Source data
<<<<

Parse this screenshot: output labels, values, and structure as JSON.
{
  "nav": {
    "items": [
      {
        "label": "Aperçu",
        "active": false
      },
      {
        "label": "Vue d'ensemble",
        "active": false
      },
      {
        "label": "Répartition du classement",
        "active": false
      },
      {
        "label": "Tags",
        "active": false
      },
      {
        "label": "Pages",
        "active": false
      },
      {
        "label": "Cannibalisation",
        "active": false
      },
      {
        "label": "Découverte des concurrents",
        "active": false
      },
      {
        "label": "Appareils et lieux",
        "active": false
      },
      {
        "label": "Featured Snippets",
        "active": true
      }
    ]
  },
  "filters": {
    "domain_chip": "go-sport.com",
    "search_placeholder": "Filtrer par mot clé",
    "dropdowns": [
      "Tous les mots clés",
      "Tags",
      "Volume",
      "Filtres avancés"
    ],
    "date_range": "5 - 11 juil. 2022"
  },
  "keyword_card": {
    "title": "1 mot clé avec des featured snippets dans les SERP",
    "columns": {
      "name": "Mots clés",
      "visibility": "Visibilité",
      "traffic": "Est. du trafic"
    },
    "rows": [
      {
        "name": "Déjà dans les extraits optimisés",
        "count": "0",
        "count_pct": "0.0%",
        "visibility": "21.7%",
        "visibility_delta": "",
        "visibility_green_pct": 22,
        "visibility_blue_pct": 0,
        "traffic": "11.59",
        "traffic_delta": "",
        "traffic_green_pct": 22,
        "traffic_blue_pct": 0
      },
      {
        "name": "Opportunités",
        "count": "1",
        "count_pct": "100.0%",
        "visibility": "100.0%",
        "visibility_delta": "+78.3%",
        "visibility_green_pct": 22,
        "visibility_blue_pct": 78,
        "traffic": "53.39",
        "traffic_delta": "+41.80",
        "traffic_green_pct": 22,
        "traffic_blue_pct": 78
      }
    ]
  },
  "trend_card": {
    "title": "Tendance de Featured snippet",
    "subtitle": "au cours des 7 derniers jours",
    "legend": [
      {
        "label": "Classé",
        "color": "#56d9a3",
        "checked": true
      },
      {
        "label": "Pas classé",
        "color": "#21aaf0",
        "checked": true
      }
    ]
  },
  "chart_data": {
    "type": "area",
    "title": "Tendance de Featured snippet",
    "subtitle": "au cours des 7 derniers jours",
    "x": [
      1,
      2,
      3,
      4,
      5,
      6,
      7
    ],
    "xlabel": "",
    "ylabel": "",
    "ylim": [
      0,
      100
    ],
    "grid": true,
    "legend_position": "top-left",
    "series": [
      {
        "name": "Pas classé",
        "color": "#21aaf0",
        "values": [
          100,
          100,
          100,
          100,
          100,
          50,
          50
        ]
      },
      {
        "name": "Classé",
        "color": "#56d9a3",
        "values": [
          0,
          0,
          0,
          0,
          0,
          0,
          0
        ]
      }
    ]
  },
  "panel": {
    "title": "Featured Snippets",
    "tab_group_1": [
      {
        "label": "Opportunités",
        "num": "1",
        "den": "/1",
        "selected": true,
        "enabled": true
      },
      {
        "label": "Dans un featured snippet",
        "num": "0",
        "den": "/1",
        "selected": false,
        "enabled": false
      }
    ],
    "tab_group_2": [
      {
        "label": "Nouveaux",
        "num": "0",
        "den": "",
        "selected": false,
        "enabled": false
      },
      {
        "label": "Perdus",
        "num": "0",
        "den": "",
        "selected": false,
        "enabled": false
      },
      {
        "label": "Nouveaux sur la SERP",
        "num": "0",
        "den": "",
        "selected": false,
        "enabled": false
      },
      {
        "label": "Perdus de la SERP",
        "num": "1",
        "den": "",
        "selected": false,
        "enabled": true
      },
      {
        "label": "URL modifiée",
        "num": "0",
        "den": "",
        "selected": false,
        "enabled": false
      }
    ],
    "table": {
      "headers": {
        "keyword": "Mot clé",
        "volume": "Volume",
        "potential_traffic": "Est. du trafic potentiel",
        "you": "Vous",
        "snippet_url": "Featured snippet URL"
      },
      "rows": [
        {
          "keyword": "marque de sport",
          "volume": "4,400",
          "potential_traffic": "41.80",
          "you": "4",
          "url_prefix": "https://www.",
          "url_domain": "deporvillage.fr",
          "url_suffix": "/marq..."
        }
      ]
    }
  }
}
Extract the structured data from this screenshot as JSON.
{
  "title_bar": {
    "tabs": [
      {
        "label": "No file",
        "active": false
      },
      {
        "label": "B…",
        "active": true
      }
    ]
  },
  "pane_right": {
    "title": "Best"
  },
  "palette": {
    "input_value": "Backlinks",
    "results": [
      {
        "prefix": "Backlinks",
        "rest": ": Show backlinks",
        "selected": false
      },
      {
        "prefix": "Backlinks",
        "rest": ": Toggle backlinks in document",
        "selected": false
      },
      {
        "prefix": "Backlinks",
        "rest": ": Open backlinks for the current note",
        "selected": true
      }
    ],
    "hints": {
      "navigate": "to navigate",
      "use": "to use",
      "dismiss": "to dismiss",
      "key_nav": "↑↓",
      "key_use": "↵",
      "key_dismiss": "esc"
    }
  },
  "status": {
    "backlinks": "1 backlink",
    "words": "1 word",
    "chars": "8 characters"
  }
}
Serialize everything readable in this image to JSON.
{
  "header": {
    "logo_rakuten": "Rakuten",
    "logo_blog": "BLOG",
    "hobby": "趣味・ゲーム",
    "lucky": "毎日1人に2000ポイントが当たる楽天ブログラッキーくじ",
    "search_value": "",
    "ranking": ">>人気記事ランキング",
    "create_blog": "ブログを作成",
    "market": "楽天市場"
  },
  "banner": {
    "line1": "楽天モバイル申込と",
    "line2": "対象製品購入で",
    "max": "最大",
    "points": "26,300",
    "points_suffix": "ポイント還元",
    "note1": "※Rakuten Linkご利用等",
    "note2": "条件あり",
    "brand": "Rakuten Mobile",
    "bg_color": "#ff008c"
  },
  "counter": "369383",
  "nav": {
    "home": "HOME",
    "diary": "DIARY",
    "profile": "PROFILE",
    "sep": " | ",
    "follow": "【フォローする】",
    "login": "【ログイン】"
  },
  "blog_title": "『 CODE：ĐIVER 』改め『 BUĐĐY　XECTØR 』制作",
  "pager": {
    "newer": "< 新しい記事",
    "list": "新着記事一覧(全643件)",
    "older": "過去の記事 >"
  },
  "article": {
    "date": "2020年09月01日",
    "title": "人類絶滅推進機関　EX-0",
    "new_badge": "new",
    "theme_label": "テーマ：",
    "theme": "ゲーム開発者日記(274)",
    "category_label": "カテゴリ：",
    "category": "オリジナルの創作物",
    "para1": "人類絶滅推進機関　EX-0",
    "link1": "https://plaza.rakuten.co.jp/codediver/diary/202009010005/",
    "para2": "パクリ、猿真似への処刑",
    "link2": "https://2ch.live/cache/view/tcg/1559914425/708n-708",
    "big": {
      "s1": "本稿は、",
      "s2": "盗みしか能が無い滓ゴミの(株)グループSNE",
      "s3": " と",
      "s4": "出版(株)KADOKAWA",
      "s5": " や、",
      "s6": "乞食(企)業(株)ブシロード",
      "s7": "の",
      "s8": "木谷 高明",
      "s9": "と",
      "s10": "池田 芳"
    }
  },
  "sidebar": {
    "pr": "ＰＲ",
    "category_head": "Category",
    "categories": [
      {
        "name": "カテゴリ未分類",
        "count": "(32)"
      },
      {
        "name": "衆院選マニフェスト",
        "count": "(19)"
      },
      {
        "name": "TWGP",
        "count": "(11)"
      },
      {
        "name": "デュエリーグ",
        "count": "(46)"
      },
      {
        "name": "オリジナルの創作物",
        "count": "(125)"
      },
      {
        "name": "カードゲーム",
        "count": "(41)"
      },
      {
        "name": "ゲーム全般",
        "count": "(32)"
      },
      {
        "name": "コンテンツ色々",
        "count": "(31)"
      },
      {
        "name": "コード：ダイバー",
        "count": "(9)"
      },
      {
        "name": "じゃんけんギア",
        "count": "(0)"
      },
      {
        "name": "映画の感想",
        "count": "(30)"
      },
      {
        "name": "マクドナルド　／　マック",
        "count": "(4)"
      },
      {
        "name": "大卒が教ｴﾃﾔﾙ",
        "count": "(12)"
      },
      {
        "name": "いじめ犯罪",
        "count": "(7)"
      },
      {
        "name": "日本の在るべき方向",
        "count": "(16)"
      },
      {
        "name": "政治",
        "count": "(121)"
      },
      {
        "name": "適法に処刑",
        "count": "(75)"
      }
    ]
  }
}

>>>>

• [THE EXERCISE] Filter the entries down to the lines containing "https". Copy each of those lines.

• [ANSWER TO THIS TASK]
          "url_prefix": "https://www.",
    "link1": "https://plaza.rakuten.co.jp/codediver/diary/202009010005/",
    "link2": "https://2ch.live/cache/view/tcg/1559914425/708n-708",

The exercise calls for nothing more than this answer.